Recorded data
-- -- --

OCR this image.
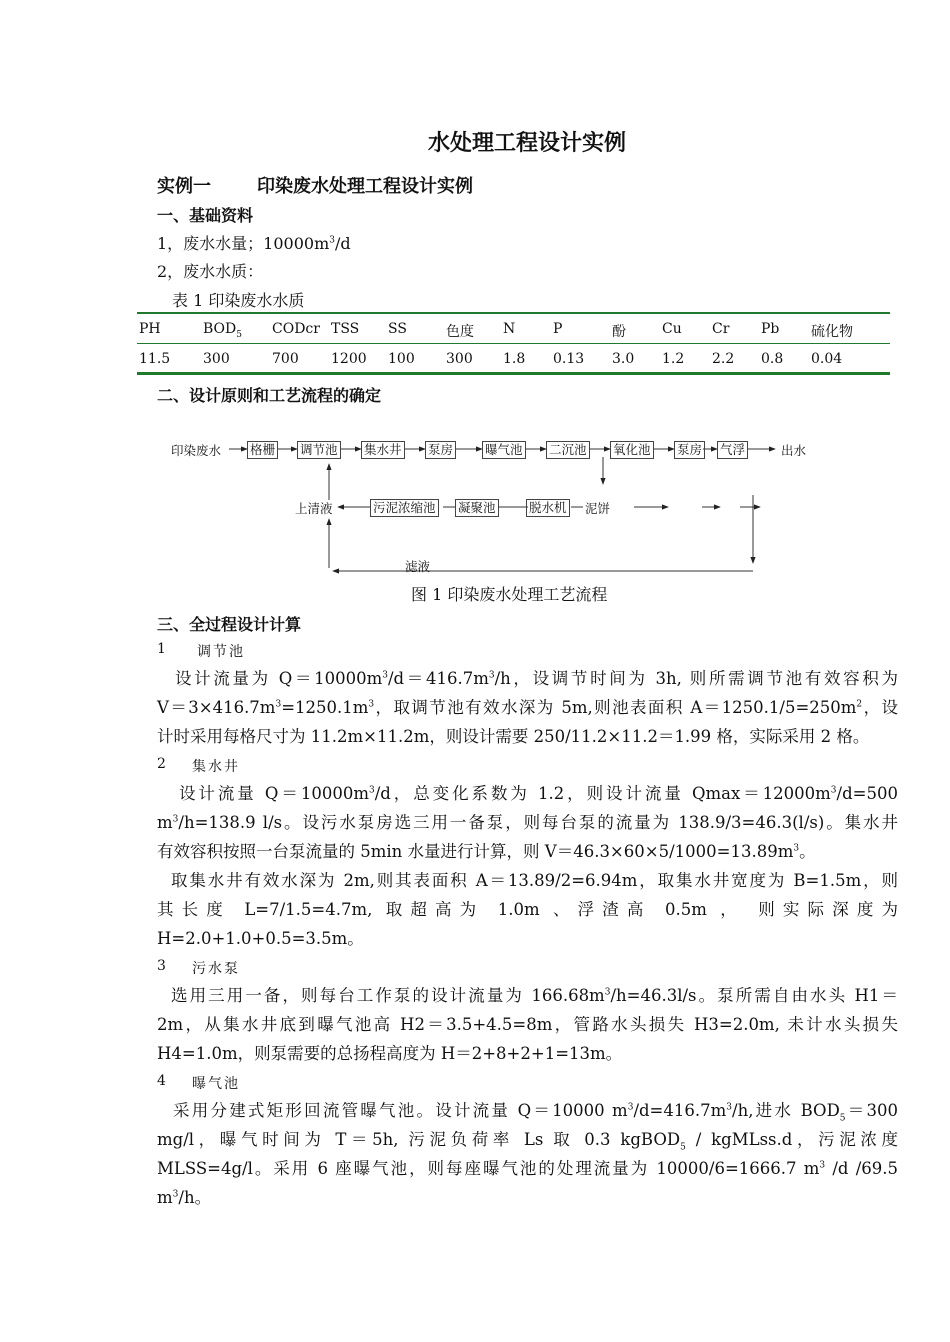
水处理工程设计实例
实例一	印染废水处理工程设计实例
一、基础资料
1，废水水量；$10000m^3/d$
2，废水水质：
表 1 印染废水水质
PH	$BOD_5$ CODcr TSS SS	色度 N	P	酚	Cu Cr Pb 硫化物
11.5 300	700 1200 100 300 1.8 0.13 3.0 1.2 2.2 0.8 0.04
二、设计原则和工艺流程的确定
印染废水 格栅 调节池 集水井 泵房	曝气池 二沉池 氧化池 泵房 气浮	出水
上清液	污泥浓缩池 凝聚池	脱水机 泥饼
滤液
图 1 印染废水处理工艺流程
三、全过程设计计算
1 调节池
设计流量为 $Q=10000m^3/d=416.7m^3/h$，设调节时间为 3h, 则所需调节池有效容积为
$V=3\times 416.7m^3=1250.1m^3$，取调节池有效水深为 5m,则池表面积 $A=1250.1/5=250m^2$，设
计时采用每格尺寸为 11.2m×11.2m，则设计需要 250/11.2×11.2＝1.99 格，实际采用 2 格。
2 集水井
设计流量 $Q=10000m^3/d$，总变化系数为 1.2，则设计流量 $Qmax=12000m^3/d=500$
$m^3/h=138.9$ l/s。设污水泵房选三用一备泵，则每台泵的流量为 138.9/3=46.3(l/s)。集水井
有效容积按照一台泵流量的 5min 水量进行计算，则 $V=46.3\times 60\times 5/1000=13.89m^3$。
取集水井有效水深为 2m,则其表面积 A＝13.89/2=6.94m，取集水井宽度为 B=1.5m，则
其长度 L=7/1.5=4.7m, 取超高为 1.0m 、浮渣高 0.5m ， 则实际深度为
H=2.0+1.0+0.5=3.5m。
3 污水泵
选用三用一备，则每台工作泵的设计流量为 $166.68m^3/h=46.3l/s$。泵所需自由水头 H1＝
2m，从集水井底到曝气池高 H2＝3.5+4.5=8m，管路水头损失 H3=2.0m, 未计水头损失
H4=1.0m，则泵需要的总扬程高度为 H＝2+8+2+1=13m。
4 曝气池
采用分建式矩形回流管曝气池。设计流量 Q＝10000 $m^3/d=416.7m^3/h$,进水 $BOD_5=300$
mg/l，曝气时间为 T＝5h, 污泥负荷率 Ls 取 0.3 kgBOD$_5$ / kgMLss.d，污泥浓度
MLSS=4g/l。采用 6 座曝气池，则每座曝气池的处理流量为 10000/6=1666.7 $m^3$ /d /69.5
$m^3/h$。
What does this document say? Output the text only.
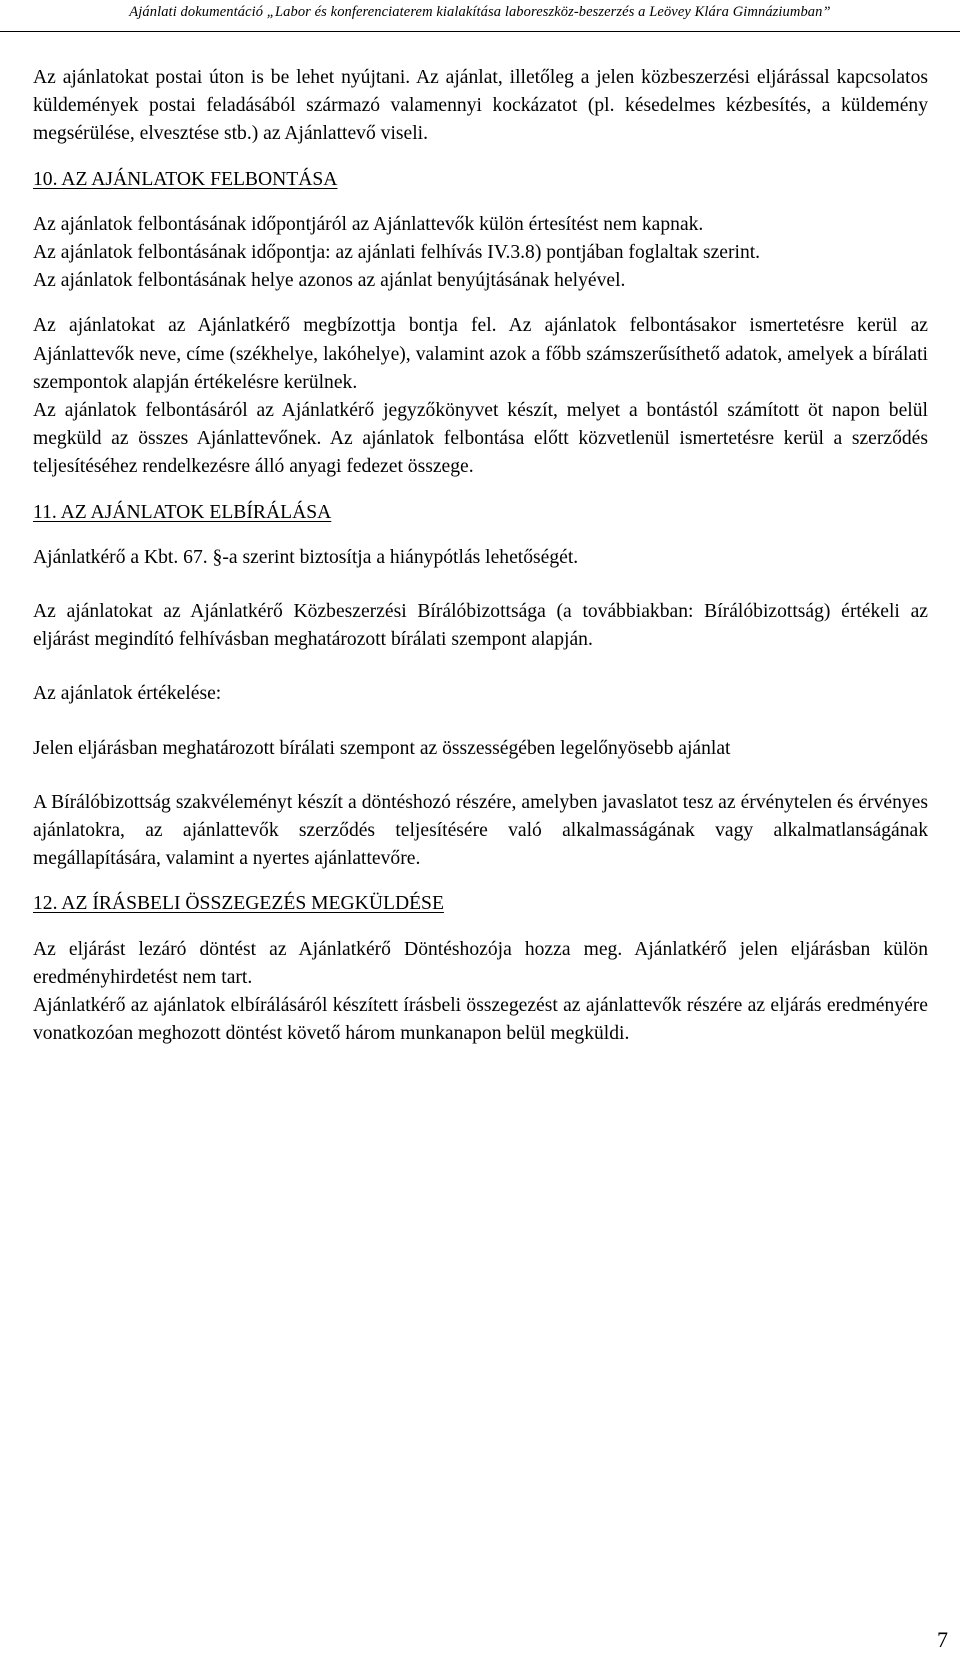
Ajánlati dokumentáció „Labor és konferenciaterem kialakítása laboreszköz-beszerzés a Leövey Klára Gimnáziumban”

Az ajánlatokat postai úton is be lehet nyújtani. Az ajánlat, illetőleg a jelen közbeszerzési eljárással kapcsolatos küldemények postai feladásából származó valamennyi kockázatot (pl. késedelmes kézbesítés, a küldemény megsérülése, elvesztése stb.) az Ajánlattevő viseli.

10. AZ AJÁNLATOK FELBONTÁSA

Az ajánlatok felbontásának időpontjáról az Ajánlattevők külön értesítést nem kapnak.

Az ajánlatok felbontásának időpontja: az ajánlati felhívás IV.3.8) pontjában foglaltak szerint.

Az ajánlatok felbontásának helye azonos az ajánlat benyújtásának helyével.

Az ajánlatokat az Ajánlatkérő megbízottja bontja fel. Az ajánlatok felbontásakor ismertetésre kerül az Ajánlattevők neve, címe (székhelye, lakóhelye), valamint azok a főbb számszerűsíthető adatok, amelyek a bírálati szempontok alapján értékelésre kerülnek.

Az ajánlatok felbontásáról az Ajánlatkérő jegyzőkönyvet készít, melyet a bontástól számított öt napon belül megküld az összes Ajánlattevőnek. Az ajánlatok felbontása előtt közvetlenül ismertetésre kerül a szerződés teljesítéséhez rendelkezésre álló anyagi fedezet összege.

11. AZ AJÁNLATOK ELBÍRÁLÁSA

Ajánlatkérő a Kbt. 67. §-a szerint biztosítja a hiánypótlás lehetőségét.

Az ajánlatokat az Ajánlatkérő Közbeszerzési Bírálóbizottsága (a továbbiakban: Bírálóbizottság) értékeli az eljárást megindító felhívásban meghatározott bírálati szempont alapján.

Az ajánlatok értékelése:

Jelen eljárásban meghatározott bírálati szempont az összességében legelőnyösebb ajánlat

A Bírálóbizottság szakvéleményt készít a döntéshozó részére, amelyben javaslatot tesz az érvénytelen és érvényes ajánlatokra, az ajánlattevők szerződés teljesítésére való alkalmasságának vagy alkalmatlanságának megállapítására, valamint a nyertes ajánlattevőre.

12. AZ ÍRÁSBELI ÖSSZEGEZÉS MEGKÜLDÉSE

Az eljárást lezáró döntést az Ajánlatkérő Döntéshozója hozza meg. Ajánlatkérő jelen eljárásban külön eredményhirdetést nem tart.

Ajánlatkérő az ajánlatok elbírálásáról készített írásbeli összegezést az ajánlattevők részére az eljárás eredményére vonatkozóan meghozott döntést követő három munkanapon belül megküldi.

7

-- -- --

**What is required**:
Repeat each line of the records above exactly, but do not copy the pictures.

**Written response**:
OCR this image.
水处理工程设计实例
实例一	印染废水处理工程设计实例
一、基础资料
1，废水水量；$10000m^3/d$
2，废水水质：
表 1 印染废水水质
PH	$BOD_5$ CODcr TSS SS	色度 N	P	酚	Cu Cr Pb 硫化物
11.5 300	700 1200 100 300 1.8 0.13 3.0 1.2 2.2 0.8 0.04
二、设计原则和工艺流程的确定
印染废水 格栅 调节池 集水井 泵房	曝气池 二沉池 氧化池 泵房 气浮	出水
上清液	污泥浓缩池 凝聚池	脱水机 泥饼
滤液
图 1 印染废水处理工艺流程
三、全过程设计计算
1 调节池
设计流量为 $Q=10000m^3/d=416.7m^3/h$，设调节时间为 3h, 则所需调节池有效容积为
$V=3\times 416.7m^3=1250.1m^3$，取调节池有效水深为 5m,则池表面积 $A=1250.1/5=250m^2$，设
计时采用每格尺寸为 11.2m×11.2m，则设计需要 250/11.2×11.2＝1.99 格，实际采用 2 格。
2 集水井
设计流量 $Q=10000m^3/d$，总变化系数为 1.2，则设计流量 $Qmax=12000m^3/d=500$
$m^3/h=138.9$ l/s。设污水泵房选三用一备泵，则每台泵的流量为 138.9/3=46.3(l/s)。集水井
有效容积按照一台泵流量的 5min 水量进行计算，则 $V=46.3\times 60\times 5/1000=13.89m^3$。
取集水井有效水深为 2m,则其表面积 A＝13.89/2=6.94m，取集水井宽度为 B=1.5m，则
其长度 L=7/1.5=4.7m, 取超高为 1.0m 、浮渣高 0.5m ， 则实际深度为
H=2.0+1.0+0.5=3.5m。
3 污水泵
选用三用一备，则每台工作泵的设计流量为 $166.68m^3/h=46.3l/s$。泵所需自由水头 H1＝
2m，从集水井底到曝气池高 H2＝3.5+4.5=8m，管路水头损失 H3=2.0m, 未计水头损失
H4=1.0m，则泵需要的总扬程高度为 H＝2+8+2+1=13m。
4 曝气池
采用分建式矩形回流管曝气池。设计流量 Q＝10000 $m^3/d=416.7m^3/h$,进水 $BOD_5=300$
mg/l，曝气时间为 T＝5h, 污泥负荷率 Ls 取 0.3 kgBOD$_5$ / kgMLss.d，污泥浓度
MLSS=4g/l。采用 6 座曝气池，则每座曝气池的处理流量为 10000/6=1666.7 $m^3$ /d /69.5
$m^3/h$。
What does this document say? Output the text only.
Ajánlati dokumentáció „Labor és konferenciaterem kialakítása laboreszköz-beszerzés a Leövey Klára Gimnáziumban”

Az ajánlatokat postai úton is be lehet nyújtani. Az ajánlat, illetőleg a jelen közbeszerzési eljárással kapcsolatos küldemények postai feladásából származó valamennyi kockázatot (pl. késedelmes kézbesítés, a küldemény megsérülése, elvesztése stb.) az Ajánlattevő viseli.

10. AZ AJÁNLATOK FELBONTÁSA

Az ajánlatok felbontásának időpontjáról az Ajánlattevők külön értesítést nem kapnak.

Az ajánlatok felbontásának időpontja: az ajánlati felhívás IV.3.8) pontjában foglaltak szerint.

Az ajánlatok felbontásának helye azonos az ajánlat benyújtásának helyével.

Az ajánlatokat az Ajánlatkérő megbízottja bontja fel. Az ajánlatok felbontásakor ismertetésre kerül az Ajánlattevők neve, címe (székhelye, lakóhelye), valamint azok a főbb számszerűsíthető adatok, amelyek a bírálati szempontok alapján értékelésre kerülnek.

Az ajánlatok felbontásáról az Ajánlatkérő jegyzőkönyvet készít, melyet a bontástól számított öt napon belül megküld az összes Ajánlattevőnek. Az ajánlatok felbontása előtt közvetlenül ismertetésre kerül a szerződés teljesítéséhez rendelkezésre álló anyagi fedezet összege.

11. AZ AJÁNLATOK ELBÍRÁLÁSA

Ajánlatkérő a Kbt. 67. §-a szerint biztosítja a hiánypótlás lehetőségét.

Az ajánlatokat az Ajánlatkérő Közbeszerzési Bírálóbizottsága (a továbbiakban: Bírálóbizottság) értékeli az eljárást megindító felhívásban meghatározott bírálati szempont alapján.

Az ajánlatok értékelése:

Jelen eljárásban meghatározott bírálati szempont az összességében legelőnyösebb ajánlat

A Bírálóbizottság szakvéleményt készít a döntéshozó részére, amelyben javaslatot tesz az érvénytelen és érvényes ajánlatokra, az ajánlattevők szerződés teljesítésére való alkalmasságának vagy alkalmatlanságának megállapítására, valamint a nyertes ajánlattevőre.

12. AZ ÍRÁSBELI ÖSSZEGEZÉS MEGKÜLDÉSE

Az eljárást lezáró döntést az Ajánlatkérő Döntéshozója hozza meg. Ajánlatkérő jelen eljárásban külön eredményhirdetést nem tart.

Ajánlatkérő az ajánlatok elbírálásáról készített írásbeli összegezést az ajánlattevők részére az eljárás eredményére vonatkozóan meghozott döntést követő három munkanapon belül megküldi.

7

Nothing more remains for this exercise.